Stored entries>
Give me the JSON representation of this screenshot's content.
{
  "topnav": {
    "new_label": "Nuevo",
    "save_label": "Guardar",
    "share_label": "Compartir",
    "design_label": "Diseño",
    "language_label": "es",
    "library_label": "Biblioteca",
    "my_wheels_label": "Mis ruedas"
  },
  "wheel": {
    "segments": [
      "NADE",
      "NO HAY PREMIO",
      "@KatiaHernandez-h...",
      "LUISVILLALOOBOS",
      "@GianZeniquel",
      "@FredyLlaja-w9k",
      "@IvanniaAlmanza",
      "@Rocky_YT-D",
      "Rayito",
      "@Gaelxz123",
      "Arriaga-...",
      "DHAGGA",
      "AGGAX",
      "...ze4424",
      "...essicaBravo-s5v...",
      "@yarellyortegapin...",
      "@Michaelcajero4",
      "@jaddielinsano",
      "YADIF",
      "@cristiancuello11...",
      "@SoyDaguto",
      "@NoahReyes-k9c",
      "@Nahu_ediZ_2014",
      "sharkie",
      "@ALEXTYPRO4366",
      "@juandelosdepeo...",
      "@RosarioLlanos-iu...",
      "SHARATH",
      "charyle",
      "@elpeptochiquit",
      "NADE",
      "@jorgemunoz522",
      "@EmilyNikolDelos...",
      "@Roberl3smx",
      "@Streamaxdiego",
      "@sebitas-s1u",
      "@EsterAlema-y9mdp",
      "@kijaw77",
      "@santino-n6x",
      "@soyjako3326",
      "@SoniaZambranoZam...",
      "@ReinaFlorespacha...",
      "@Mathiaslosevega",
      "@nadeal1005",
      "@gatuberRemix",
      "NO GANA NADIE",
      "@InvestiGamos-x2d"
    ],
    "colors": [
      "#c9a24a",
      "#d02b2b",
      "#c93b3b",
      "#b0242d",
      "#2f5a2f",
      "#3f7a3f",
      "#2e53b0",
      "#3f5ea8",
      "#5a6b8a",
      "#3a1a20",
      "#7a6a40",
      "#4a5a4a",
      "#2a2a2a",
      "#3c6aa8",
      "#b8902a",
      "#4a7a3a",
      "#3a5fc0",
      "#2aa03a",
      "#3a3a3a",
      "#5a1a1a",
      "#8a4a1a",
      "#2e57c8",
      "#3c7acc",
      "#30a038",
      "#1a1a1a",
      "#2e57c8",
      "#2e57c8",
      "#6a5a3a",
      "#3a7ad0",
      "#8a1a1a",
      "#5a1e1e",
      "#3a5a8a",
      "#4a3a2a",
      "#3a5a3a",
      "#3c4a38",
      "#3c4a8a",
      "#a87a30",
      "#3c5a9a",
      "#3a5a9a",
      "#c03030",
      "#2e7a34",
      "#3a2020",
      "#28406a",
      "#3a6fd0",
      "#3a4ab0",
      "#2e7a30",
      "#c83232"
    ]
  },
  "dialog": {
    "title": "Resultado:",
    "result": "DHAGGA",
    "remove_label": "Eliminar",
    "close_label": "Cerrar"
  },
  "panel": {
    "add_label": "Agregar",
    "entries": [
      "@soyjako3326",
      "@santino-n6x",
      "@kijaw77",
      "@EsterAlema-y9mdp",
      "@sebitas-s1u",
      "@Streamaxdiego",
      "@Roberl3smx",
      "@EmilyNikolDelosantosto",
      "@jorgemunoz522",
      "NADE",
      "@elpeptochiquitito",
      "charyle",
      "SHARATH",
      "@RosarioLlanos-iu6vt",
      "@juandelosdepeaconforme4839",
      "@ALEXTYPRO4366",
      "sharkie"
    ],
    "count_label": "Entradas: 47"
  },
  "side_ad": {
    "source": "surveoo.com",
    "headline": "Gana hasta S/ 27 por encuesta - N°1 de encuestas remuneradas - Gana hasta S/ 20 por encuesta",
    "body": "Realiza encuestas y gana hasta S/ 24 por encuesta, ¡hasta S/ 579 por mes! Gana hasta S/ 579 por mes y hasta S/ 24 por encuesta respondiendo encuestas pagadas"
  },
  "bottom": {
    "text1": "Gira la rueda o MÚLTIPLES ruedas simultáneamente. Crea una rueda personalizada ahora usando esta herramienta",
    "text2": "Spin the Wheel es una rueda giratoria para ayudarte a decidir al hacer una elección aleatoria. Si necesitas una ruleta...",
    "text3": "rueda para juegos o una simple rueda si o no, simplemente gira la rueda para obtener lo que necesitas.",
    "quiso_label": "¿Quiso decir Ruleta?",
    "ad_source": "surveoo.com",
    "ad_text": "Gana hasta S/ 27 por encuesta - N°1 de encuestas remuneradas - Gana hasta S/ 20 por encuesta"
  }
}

GOAL>
Transcribe the whole listing with nothing added or left out.

SOLUTION>
Give me the JSON representation of this screenshot's content.
{
  "topnav": {
    "new_label": "Nuevo",
    "save_label": "Guardar",
    "share_label": "Compartir",
    "design_label": "Diseño",
    "language_label": "es",
    "library_label": "Biblioteca",
    "my_wheels_label": "Mis ruedas"
  },
  "wheel": {
    "segments": [
      "NADE",
      "NO HAY PREMIO",
      "@KatiaHernandez-h...",
      "LUISVILLALOOBOS",
      "@GianZeniquel",
      "@FredyLlaja-w9k",
      "@IvanniaAlmanza",
      "@Rocky_YT-D",
      "Rayito",
      "@Gaelxz123",
      "Arriaga-...",
      "DHAGGA",
      "AGGAX",
      "...ze4424",
      "...essicaBravo-s5v...",
      "@yarellyortegapin...",
      "@Michaelcajero4",
      "@jaddielinsano",
      "YADIF",
      "@cristiancuello11...",
      "@SoyDaguto",
      "@NoahReyes-k9c",
      "@Nahu_ediZ_2014",
      "sharkie",
      "@ALEXTYPRO4366",
      "@juandelosdepeo...",
      "@RosarioLlanos-iu...",
      "SHARATH",
      "charyle",
      "@elpeptochiquit",
      "NADE",
      "@jorgemunoz522",
      "@EmilyNikolDelos...",
      "@Roberl3smx",
      "@Streamaxdiego",
      "@sebitas-s1u",
      "@EsterAlema-y9mdp",
      "@kijaw77",
      "@santino-n6x",
      "@soyjako3326",
      "@SoniaZambranoZam...",
      "@ReinaFlorespacha...",
      "@Mathiaslosevega",
      "@nadeal1005",
      "@gatuberRemix",
      "NO GANA NADIE",
      "@InvestiGamos-x2d"
    ],
    "colors": [
      "#c9a24a",
      "#d02b2b",
      "#c93b3b",
      "#b0242d",
      "#2f5a2f",
      "#3f7a3f",
      "#2e53b0",
      "#3f5ea8",
      "#5a6b8a",
      "#3a1a20",
      "#7a6a40",
      "#4a5a4a",
      "#2a2a2a",
      "#3c6aa8",
      "#b8902a",
      "#4a7a3a",
      "#3a5fc0",
      "#2aa03a",
      "#3a3a3a",
      "#5a1a1a",
      "#8a4a1a",
      "#2e57c8",
      "#3c7acc",
      "#30a038",
      "#1a1a1a",
      "#2e57c8",
      "#2e57c8",
      "#6a5a3a",
      "#3a7ad0",
      "#8a1a1a",
      "#5a1e1e",
      "#3a5a8a",
      "#4a3a2a",
      "#3a5a3a",
      "#3c4a38",
      "#3c4a8a",
      "#a87a30",
      "#3c5a9a",
      "#3a5a9a",
      "#c03030",
      "#2e7a34",
      "#3a2020",
      "#28406a",
      "#3a6fd0",
      "#3a4ab0",
      "#2e7a30",
      "#c83232"
    ]
  },
  "dialog": {
    "title": "Resultado:",
    "result": "DHAGGA",
    "remove_label": "Eliminar",
    "close_label": "Cerrar"
  },
  "panel": {
    "add_label": "Agregar",
    "entries": [
      "@soyjako3326",
      "@santino-n6x",
      "@kijaw77",
      "@EsterAlema-y9mdp",
      "@sebitas-s1u",
      "@Streamaxdiego",
      "@Roberl3smx",
      "@EmilyNikolDelosantosto",
      "@jorgemunoz522",
      "NADE",
      "@elpeptochiquitito",
      "charyle",
      "SHARATH",
      "@RosarioLlanos-iu6vt",
      "@juandelosdepeaconforme4839",
      "@ALEXTYPRO4366",
      "sharkie"
    ],
    "count_label": "Entradas: 47"
  },
  "side_ad": {
    "source": "surveoo.com",
    "headline": "Gana hasta S/ 27 por encuesta - N°1 de encuestas remuneradas - Gana hasta S/ 20 por encuesta",
    "body": "Realiza encuestas y gana hasta S/ 24 por encuesta, ¡hasta S/ 579 por mes! Gana hasta S/ 579 por mes y hasta S/ 24 por encuesta respondiendo encuestas pagadas"
  },
  "bottom": {
    "text1": "Gira la rueda o MÚLTIPLES ruedas simultáneamente. Crea una rueda personalizada ahora usando esta herramienta",
    "text2": "Spin the Wheel es una rueda giratoria para ayudarte a decidir al hacer una elección aleatoria. Si necesitas una ruleta...",
    "text3": "rueda para juegos o una simple rueda si o no, simplemente gira la rueda para obtener lo que necesitas.",
    "quiso_label": "¿Quiso decir Ruleta?",
    "ad_source": "surveoo.com",
    "ad_text": "Gana hasta S/ 27 por encuesta - N°1 de encuestas remuneradas - Gana hasta S/ 20 por encuesta"
  }
}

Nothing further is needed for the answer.